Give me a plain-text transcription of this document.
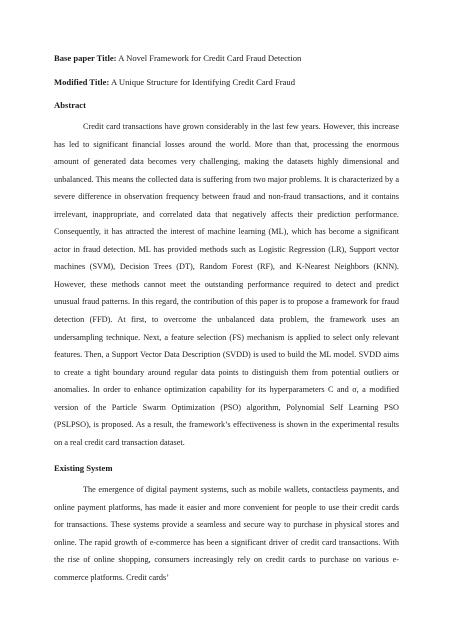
Base paper Title: A Novel Framework for Credit Card Fraud Detection

Modified Title: A Unique Structure for Identifying Credit Card Fraud

Abstract

Credit card transactions have grown considerably in the last few years. However, this increase has led to significant financial losses around the world. More than that, processing the enormous amount of generated data becomes very challenging, making the datasets highly dimensional and unbalanced. This means the collected data is suffering from two major problems. It is characterized by a severe difference in observation frequency between fraud and non-fraud transactions, and it contains irrelevant, inappropriate, and correlated data that negatively affects their prediction performance. Consequently, it has attracted the interest of machine learning (ML), which has become a significant actor in fraud detection. ML has provided methods such as Logistic Regression (LR), Support vector machines (SVM), Decision Trees (DT), Random Forest (RF), and K-Nearest Neighbors (KNN). However, these methods cannot meet the outstanding performance required to detect and predict unusual fraud patterns. In this regard, the contribution of this paper is to propose a framework for fraud detection (FFD). At first, to overcome the unbalanced data problem, the framework uses an undersampling technique. Next, a feature selection (FS) mechanism is applied to select only relevant features. Then, a Support Vector Data Description (SVDD) is used to build the ML model. SVDD aims to create a tight boundary around regular data points to distinguish them from potential outliers or anomalies. In order to enhance optimization capability for its hyperparameters C and σ, a modified version of the Particle Swarm Optimization (PSO) algorithm, Polynomial Self Learning PSO (PSLPSO), is proposed. As a result, the framework’s effectiveness is shown in the experimental results on a real credit card transaction dataset.

Existing System

The emergence of digital payment systems, such as mobile wallets, contactless payments, and online payment platforms, has made it easier and more convenient for people to use their credit cards for transactions. These systems provide a seamless and secure way to purchase in physical stores and online. The rapid growth of e-commerce has been a significant driver of credit card transactions. With the rise of online shopping, consumers increasingly rely on credit cards to purchase on various e-commerce platforms. Credit cards’
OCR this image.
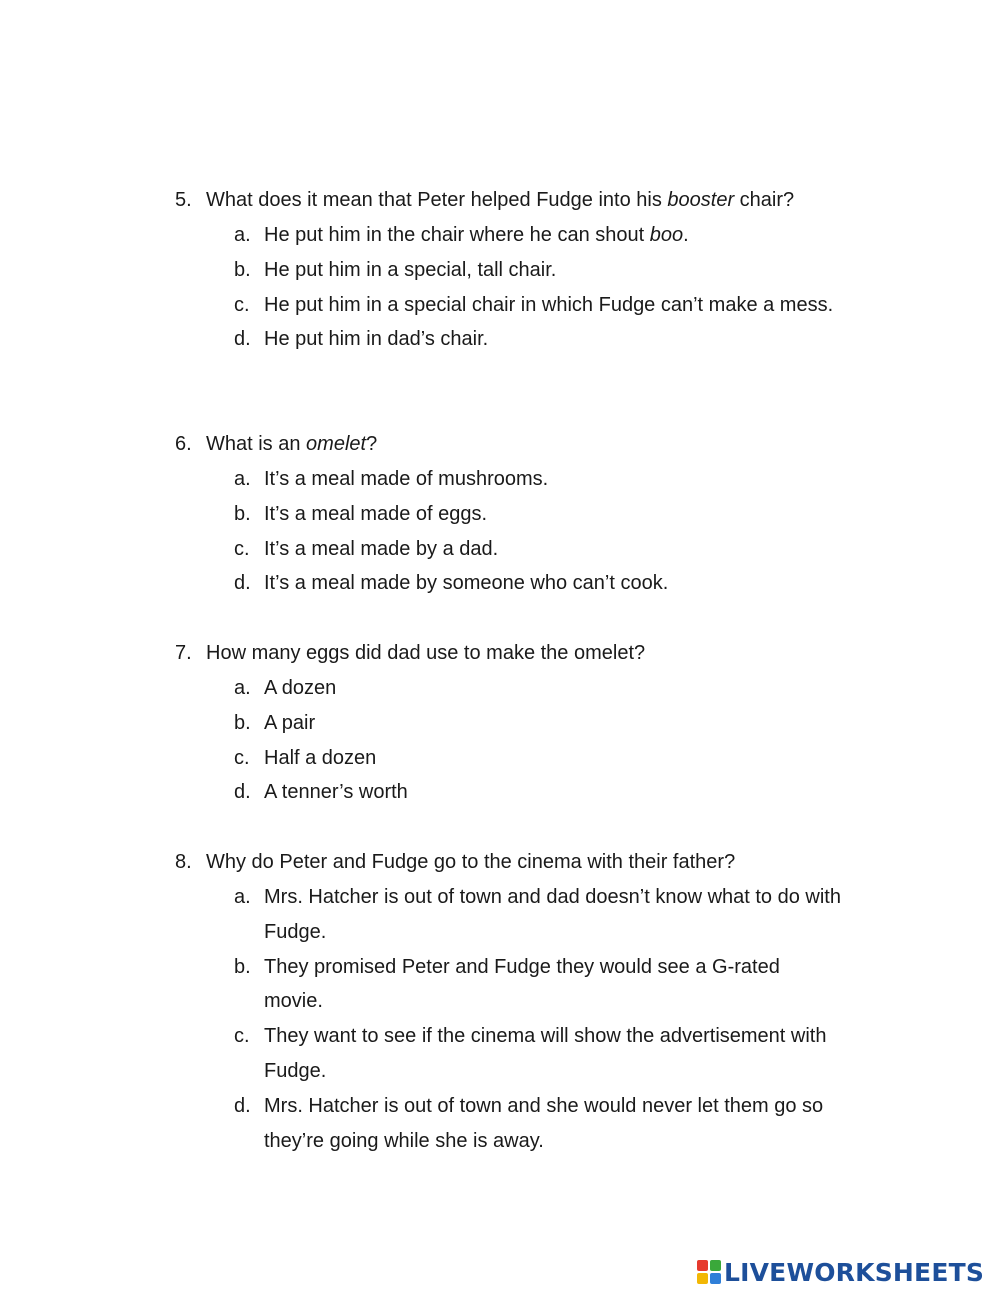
5. What does it mean that Peter helped Fudge into his booster chair?
a. He put him in the chair where he can shout boo.
b. He put him in a special, tall chair.
c. He put him in a special chair in which Fudge can’t make a mess.
d. He put him in dad’s chair.
6. What is an omelet?
a. It’s a meal made of mushrooms.
b. It’s a meal made of eggs.
c. It’s a meal made by a dad.
d. It’s a meal made by someone who can’t cook.
7. How many eggs did dad use to make the omelet?
a. A dozen
b. A pair
c. Half a dozen
d. A tenner’s worth
8. Why do Peter and Fudge go to the cinema with their father?
a. Mrs. Hatcher is out of town and dad doesn’t know what to do with Fudge.
b. They promised Peter and Fudge they would see a G-rated movie.
c. They want to see if the cinema will show the advertisement with Fudge.
d. Mrs. Hatcher is out of town and she would never let them go so they’re going while she is away.
LIVEWORKSHEETS
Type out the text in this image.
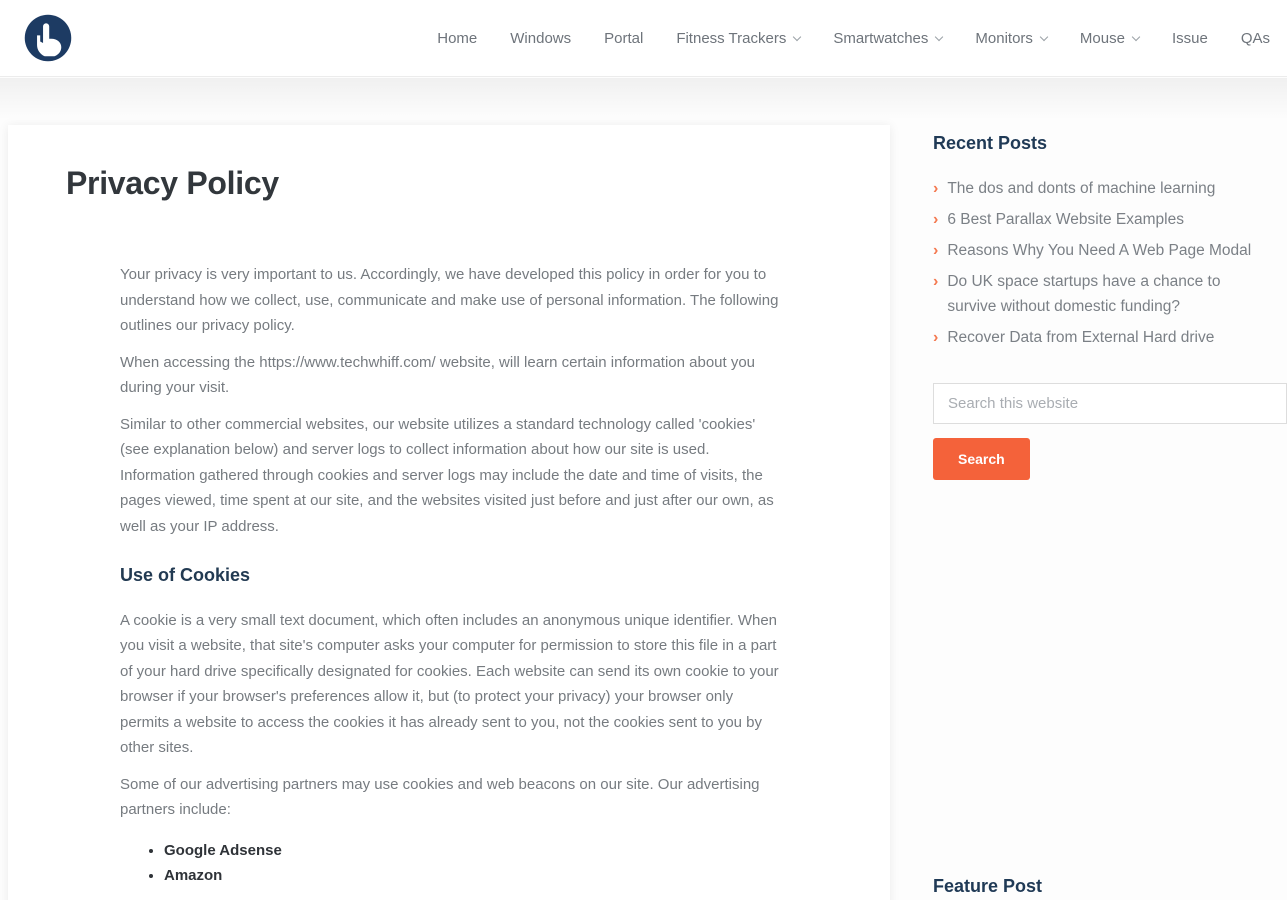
Home Windows Portal Fitness Trackers	Smartwatches	Monitors	Mouse	Issue QAs
Privacy Policy

Your privacy is very important to us. Accordingly, we have developed this policy in order for you to understand how we collect, use, communicate and make use of personal information. The following outlines our privacy policy.

When accessing the https://www.techwhiff.com/ website, will learn certain information about you during your visit.

Similar to other commercial websites, our website utilizes a standard technology called 'cookies' (see explanation below) and server logs to collect information about how our site is used. Information gathered through cookies and server logs may include the date and time of visits, the pages viewed, time spent at our site, and the websites visited just before and just after our own, as well as your IP address.

Use of Cookies

A cookie is a very small text document, which often includes an anonymous unique identifier. When you visit a website, that site's computer asks your computer for permission to store this file in a part of your hard drive specifically designated for cookies. Each website can send its own cookie to your browser if your browser's preferences allow it, but (to protect your privacy) your browser only permits a website to access the cookies it has already sent to you, not the cookies sent to you by other sites.

Some of our advertising partners may use cookies and web beacons on our site. Our advertising partners include:

• Google Adsense
• Amazon
Recent Posts
› The dos and donts of machine learning
› 6 Best Parallax Website Examples
› Reasons Why You Need A Web Page Modal
› Do UK space startups have a chance to survive without domestic funding?
› Recover Data from External Hard drive
Search this website
Search
Feature Post
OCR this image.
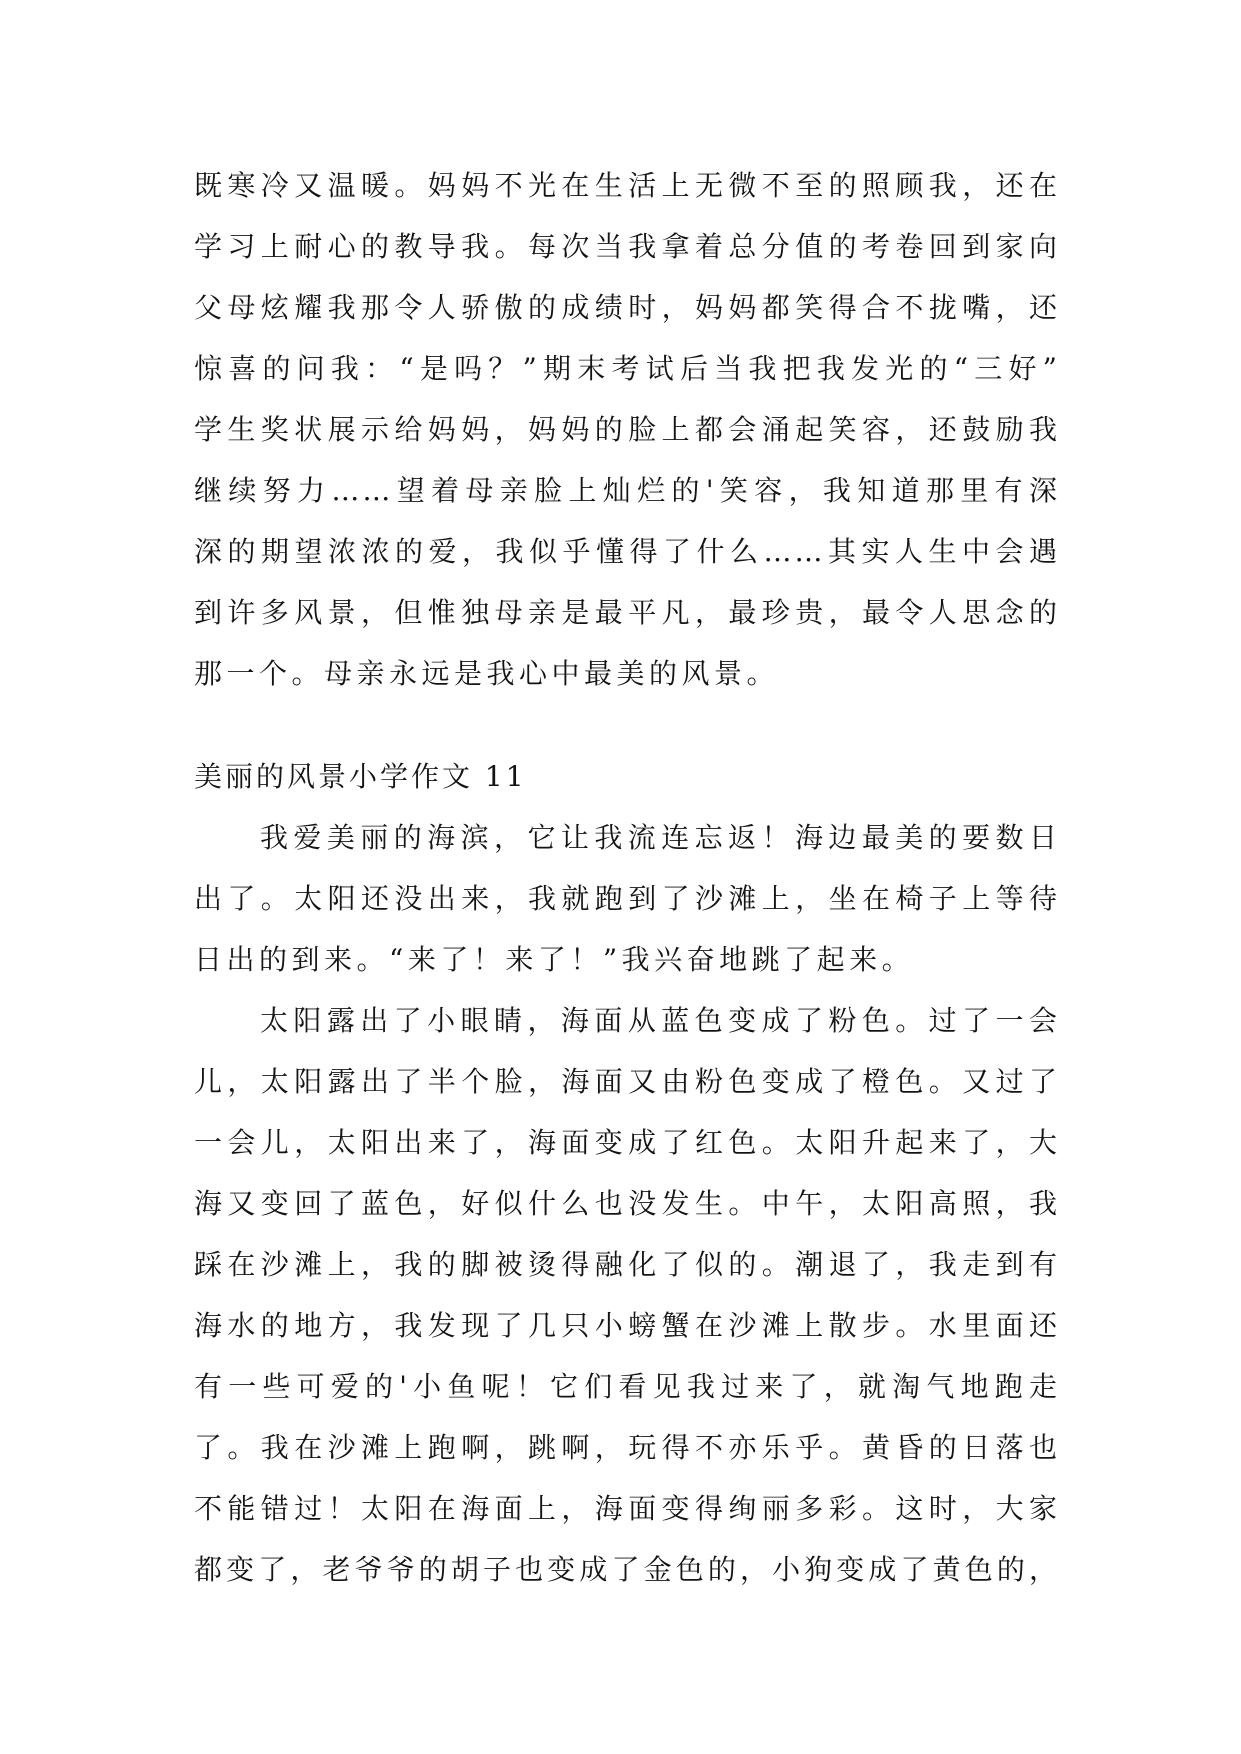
既寒冷又温暖。妈妈不光在生活上无微不至的照顾我，还在
学习上耐心的教导我。每次当我拿着总分值的考卷回到家向
父母炫耀我那令人骄傲的成绩时，妈妈都笑得合不拢嘴，还
惊喜的问我：“是吗？”期末考试后当我把我发光的“三好”
学生奖状展示给妈妈，妈妈的脸上都会涌起笑容，还鼓励我
继续努力……望着母亲脸上灿烂的'笑容，我知道那里有深
深的期望浓浓的爱，我似乎懂得了什么……其实人生中会遇
到许多风景，但惟独母亲是最平凡，最珍贵，最令人思念的
那一个。母亲永远是我心中最美的风景。
美丽的风景小学作文 11
我爱美丽的海滨，它让我流连忘返！海边最美的要数日
出了。太阳还没出来，我就跑到了沙滩上，坐在椅子上等待
日出的到来。“来了！来了！”我兴奋地跳了起来。
太阳露出了小眼睛，海面从蓝色变成了粉色。过了一会
儿，太阳露出了半个脸，海面又由粉色变成了橙色。又过了
一会儿，太阳出来了，海面变成了红色。太阳升起来了，大
海又变回了蓝色，好似什么也没发生。中午，太阳高照，我
踩在沙滩上，我的脚被烫得融化了似的。潮退了，我走到有
海水的地方，我发现了几只小螃蟹在沙滩上散步。水里面还
有一些可爱的'小鱼呢！它们看见我过来了，就淘气地跑走
了。我在沙滩上跑啊，跳啊，玩得不亦乐乎。黄昏的日落也
不能错过！太阳在海面上，海面变得绚丽多彩。这时，大家
都变了，老爷爷的胡子也变成了金色的，小狗变成了黄色的，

> [Prompt] Report only the number of lines in the records that include the word "chair".

> [Solution to this exercise] 5